## [WHAT THIS TASK INVOLVES]
Format the entries from their first line through the line containing "qq-point bbox=[492, 498, 505, 512]", both ends included, as a JSON list of strings with one string per line and blank lines omitted. Cover only that stretch.

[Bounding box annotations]
::::::

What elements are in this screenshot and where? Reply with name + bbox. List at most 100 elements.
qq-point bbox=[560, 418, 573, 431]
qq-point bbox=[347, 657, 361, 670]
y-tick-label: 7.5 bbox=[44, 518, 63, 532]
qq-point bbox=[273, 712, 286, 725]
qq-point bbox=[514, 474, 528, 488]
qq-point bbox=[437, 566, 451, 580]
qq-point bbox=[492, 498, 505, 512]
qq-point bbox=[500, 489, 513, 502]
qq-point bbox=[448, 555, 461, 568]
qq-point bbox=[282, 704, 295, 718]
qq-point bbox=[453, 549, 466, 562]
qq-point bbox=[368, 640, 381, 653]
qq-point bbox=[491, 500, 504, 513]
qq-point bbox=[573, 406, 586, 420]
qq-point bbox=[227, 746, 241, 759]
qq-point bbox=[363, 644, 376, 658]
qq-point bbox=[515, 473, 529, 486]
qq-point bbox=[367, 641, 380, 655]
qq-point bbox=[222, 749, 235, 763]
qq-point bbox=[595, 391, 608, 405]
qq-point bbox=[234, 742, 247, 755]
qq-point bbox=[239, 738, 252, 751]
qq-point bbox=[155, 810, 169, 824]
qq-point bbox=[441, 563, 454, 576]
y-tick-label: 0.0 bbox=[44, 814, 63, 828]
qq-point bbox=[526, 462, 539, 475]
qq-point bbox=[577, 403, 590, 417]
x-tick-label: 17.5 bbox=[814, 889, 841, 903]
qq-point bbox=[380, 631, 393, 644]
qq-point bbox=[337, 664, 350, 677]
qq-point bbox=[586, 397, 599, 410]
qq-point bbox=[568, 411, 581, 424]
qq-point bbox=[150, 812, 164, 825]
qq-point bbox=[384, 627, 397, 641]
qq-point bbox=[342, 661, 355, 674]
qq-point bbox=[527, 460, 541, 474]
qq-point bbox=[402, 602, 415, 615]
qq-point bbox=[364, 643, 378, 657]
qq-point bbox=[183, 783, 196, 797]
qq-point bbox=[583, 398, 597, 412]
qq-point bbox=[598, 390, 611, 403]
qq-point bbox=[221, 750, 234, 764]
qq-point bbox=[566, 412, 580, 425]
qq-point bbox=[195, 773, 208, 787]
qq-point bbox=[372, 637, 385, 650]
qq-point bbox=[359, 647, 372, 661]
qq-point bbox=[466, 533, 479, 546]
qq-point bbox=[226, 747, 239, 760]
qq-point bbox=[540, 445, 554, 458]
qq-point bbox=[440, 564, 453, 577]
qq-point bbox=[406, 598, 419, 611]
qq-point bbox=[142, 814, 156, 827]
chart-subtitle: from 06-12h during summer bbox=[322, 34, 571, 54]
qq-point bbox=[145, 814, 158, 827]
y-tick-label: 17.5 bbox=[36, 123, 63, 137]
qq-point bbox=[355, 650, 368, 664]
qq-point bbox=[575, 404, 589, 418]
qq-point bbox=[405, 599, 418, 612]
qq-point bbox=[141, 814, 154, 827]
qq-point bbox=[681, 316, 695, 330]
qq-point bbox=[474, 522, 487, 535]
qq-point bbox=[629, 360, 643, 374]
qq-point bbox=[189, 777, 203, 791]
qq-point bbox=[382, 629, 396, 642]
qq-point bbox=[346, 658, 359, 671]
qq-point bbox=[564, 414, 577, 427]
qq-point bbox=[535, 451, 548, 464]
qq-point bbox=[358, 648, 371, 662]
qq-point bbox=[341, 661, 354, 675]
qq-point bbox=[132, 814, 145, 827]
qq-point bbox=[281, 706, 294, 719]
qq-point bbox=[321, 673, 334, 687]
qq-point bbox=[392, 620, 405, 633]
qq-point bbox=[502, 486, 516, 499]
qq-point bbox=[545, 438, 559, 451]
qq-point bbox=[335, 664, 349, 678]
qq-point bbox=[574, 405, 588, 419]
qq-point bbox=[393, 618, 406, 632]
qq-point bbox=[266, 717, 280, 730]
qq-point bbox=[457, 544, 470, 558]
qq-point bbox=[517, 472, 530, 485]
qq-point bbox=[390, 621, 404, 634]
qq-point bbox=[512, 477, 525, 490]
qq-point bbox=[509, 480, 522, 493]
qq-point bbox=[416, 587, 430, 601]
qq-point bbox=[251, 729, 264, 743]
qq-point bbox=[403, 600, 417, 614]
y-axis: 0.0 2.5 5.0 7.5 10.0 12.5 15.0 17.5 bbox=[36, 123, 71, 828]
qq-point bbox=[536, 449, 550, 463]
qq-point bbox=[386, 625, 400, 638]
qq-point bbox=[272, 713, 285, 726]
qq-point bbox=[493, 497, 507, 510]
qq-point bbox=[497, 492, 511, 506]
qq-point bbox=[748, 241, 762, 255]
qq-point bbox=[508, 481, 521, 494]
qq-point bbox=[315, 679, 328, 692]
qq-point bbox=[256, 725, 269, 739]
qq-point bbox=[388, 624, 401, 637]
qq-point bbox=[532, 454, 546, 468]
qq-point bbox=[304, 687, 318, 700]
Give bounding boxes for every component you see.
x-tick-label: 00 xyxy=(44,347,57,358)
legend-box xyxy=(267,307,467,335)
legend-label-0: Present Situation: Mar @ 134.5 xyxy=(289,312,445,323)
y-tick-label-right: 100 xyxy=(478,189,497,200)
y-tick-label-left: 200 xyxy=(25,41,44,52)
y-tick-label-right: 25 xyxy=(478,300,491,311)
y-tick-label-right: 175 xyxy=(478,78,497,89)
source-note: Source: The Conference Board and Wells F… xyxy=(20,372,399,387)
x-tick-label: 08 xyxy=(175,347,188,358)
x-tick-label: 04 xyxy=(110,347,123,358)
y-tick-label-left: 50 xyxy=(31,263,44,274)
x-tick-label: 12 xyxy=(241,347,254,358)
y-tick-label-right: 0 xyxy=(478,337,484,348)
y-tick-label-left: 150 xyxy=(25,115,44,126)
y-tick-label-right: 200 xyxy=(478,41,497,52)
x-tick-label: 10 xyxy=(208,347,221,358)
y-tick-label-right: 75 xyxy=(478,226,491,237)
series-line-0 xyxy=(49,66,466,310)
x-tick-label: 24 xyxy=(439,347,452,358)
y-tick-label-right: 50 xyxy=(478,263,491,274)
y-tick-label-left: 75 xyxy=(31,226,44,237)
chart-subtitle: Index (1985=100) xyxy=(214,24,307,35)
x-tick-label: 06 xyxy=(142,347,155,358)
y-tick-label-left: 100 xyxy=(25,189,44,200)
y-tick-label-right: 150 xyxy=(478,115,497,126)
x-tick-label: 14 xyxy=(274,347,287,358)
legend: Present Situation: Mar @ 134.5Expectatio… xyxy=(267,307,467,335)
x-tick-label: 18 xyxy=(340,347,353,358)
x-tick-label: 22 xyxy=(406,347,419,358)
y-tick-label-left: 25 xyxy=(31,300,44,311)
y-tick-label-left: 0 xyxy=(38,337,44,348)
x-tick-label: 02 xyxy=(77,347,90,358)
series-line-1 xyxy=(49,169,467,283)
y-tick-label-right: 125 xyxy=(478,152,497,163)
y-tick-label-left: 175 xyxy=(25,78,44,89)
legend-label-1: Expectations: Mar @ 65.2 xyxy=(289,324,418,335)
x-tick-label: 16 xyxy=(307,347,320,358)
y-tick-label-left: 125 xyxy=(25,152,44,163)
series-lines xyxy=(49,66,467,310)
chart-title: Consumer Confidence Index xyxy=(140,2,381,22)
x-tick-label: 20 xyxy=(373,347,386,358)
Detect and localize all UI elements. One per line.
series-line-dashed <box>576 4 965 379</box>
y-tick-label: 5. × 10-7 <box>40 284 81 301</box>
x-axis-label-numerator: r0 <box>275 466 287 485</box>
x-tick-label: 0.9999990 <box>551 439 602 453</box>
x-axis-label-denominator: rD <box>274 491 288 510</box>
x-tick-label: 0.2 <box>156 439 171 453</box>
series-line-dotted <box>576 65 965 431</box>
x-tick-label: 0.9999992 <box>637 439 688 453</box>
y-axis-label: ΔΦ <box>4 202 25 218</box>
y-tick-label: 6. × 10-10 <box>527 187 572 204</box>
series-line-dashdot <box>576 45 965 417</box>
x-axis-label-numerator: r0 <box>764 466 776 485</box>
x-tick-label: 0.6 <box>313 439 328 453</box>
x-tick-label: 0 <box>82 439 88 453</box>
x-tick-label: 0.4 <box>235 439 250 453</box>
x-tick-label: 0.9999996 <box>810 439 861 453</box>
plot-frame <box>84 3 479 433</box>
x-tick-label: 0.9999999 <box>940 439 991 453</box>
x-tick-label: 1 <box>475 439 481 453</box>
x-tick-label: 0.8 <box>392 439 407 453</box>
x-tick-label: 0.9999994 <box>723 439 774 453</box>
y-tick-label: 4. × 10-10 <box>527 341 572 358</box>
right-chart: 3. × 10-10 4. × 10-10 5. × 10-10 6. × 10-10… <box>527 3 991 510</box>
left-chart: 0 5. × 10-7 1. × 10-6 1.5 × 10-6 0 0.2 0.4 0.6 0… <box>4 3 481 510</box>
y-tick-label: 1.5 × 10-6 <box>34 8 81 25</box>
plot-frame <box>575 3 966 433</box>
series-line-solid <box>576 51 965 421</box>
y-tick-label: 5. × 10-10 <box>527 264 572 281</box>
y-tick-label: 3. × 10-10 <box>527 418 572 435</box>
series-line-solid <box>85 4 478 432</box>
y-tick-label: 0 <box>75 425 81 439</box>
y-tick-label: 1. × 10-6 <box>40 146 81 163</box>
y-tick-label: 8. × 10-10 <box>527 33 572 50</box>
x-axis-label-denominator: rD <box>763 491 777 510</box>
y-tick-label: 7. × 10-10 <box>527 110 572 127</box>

::::::

## [EXERCISE RESULT]
[
  "What elements are in this screenshot and where? Reply with name + bbox. List at most 100 elements.",
  "qq-point bbox=[560, 418, 573, 431]",
  "qq-point bbox=[347, 657, 361, 670]",
  "y-tick-label: 7.5 bbox=[44, 518, 63, 532]",
  "qq-point bbox=[273, 712, 286, 725]",
  "qq-point bbox=[514, 474, 528, 488]",
  "qq-point bbox=[437, 566, 451, 580]",
  "qq-point bbox=[492, 498, 505, 512]"
]